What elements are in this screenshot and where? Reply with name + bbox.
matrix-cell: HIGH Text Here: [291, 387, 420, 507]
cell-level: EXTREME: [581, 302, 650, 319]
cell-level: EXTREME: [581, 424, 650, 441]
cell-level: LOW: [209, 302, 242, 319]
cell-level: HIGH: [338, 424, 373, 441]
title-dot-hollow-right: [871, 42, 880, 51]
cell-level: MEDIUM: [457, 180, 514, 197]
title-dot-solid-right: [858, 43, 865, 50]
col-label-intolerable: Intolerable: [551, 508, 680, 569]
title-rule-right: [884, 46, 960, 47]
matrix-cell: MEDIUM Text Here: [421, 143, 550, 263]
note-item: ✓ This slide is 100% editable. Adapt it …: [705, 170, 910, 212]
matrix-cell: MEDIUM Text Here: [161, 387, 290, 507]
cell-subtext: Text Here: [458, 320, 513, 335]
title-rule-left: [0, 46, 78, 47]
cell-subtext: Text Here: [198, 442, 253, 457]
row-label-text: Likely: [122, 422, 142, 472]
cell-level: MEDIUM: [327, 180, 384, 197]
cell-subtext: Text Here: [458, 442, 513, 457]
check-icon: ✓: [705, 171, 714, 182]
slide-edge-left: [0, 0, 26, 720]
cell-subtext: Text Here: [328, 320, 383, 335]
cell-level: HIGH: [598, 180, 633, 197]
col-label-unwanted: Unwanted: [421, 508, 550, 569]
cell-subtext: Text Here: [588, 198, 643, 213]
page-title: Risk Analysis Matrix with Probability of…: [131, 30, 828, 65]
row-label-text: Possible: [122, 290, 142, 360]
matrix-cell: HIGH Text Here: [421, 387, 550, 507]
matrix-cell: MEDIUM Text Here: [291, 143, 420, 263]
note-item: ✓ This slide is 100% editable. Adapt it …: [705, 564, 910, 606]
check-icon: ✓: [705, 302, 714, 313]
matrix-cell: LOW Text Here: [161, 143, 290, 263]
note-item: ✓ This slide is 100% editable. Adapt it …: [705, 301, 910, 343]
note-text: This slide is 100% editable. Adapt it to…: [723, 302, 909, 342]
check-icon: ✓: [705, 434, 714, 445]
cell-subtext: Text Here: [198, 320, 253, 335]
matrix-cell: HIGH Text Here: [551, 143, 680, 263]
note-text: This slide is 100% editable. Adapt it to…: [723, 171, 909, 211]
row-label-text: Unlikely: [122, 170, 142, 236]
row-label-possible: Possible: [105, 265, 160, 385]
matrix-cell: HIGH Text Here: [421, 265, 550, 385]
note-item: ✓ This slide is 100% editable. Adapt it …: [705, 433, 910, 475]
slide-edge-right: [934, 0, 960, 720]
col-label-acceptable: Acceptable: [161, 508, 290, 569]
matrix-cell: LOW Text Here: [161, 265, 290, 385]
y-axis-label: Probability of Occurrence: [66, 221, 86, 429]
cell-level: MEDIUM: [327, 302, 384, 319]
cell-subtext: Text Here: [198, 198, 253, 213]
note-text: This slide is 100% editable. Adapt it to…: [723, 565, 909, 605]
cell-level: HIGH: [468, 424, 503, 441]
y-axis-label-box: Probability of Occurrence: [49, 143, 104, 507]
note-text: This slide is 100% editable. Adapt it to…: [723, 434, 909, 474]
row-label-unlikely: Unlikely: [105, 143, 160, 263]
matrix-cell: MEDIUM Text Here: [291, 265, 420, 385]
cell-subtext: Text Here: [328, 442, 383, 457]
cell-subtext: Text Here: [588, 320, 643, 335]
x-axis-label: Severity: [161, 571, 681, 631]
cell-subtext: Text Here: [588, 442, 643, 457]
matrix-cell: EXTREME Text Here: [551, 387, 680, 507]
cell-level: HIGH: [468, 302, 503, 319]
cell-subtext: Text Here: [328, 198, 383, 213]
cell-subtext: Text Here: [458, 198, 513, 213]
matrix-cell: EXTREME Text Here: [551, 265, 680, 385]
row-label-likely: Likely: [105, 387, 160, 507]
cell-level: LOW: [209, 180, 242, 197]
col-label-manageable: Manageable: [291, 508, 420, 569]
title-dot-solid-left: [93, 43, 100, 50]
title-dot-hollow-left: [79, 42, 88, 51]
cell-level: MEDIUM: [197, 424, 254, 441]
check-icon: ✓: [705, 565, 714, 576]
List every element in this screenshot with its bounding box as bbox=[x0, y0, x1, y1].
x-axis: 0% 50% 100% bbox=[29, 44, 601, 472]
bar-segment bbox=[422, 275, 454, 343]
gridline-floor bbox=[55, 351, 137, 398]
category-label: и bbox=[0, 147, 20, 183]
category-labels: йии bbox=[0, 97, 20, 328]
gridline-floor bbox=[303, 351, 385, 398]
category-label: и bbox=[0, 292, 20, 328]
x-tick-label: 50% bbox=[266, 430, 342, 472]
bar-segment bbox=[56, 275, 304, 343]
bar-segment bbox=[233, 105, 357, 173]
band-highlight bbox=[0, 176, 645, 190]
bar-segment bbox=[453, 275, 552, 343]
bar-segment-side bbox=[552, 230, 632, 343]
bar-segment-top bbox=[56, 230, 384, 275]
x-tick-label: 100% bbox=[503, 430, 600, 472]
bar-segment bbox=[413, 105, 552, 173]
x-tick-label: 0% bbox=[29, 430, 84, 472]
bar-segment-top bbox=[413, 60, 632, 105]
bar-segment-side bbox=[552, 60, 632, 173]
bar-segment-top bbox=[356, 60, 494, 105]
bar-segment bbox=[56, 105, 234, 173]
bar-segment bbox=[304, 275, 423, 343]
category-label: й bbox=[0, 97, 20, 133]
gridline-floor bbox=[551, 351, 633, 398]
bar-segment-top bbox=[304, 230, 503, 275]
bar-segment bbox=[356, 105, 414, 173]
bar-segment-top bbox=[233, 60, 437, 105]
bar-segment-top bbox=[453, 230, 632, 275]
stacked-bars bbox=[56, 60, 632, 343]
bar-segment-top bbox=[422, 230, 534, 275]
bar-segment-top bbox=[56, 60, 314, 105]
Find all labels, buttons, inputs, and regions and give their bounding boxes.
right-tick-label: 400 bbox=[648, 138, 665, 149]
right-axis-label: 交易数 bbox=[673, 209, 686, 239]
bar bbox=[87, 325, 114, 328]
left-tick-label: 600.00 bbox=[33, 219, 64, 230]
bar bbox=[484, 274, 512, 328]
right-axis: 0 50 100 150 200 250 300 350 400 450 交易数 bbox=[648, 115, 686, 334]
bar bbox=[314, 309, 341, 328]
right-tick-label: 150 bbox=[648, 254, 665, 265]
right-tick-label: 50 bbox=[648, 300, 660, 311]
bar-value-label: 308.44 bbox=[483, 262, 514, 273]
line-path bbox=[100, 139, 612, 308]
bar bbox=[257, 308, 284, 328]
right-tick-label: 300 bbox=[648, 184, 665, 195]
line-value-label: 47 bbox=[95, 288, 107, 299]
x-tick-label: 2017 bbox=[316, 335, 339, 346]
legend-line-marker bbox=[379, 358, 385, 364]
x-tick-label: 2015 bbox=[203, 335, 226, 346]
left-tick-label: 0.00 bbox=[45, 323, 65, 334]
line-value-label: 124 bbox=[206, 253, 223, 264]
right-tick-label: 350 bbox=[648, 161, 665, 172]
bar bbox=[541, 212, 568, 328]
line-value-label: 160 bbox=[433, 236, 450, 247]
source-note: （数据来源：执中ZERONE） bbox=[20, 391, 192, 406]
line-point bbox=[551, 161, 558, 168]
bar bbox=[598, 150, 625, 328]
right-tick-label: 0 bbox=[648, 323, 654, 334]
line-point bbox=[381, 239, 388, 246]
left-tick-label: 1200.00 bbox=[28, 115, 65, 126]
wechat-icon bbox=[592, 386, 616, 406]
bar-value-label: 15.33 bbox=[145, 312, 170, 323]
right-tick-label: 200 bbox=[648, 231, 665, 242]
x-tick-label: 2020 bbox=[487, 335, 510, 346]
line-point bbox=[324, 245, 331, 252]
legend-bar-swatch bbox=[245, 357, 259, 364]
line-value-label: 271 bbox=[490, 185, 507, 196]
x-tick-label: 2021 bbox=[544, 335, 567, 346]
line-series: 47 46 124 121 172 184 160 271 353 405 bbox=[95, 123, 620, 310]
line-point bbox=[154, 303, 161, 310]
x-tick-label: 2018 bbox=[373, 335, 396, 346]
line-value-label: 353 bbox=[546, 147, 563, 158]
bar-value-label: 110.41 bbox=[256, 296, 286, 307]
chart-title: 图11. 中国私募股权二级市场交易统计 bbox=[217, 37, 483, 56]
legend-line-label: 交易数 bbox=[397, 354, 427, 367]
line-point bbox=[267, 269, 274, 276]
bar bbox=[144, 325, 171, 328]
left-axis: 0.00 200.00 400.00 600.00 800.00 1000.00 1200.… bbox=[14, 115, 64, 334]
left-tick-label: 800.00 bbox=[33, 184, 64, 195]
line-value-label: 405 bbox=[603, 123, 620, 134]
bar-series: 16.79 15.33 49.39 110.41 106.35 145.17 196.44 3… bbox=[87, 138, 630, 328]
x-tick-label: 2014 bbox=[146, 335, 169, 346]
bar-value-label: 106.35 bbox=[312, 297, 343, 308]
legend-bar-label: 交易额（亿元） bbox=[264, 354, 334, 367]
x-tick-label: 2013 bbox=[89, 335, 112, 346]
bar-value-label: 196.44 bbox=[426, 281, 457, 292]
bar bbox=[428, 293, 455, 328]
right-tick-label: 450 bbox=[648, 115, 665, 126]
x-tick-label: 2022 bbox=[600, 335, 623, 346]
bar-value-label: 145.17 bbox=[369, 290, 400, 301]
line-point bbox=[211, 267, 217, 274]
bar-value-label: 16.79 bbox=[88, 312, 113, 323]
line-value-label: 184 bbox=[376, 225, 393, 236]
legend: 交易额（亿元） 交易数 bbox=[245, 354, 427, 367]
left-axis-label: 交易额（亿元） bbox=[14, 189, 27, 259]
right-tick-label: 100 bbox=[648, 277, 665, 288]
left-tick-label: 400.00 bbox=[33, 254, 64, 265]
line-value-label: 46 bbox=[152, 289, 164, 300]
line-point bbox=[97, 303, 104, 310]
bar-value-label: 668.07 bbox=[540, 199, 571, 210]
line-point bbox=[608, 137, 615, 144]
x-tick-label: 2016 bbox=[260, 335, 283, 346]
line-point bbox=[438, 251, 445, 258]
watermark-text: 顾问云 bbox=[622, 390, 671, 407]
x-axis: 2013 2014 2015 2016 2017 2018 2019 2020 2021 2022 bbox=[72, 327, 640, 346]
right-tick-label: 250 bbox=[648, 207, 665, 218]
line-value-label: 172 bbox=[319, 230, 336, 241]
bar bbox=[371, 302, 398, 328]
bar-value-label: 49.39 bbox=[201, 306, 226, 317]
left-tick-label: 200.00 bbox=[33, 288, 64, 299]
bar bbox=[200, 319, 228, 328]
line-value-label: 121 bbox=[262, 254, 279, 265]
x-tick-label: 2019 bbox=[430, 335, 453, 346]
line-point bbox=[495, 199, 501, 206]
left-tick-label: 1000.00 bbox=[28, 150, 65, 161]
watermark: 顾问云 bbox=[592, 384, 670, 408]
────
▶ Request:
Lay out the rows as a JSON list of strings, one string per line and no blank lines, starting at the first row and ending at the line that contains "title-dot-hollow-right: [871, 42, 880, 51]".

▶ Completed exercise:
[
  "What elements are in this screenshot and where? Reply with name + bbox.",
  "matrix-cell: HIGH Text Here: [291, 387, 420, 507]",
  "cell-level: EXTREME: [581, 302, 650, 319]",
  "cell-level: EXTREME: [581, 424, 650, 441]",
  "cell-level: LOW: [209, 302, 242, 319]",
  "cell-level: HIGH: [338, 424, 373, 441]",
  "title-dot-hollow-right: [871, 42, 880, 51]"
]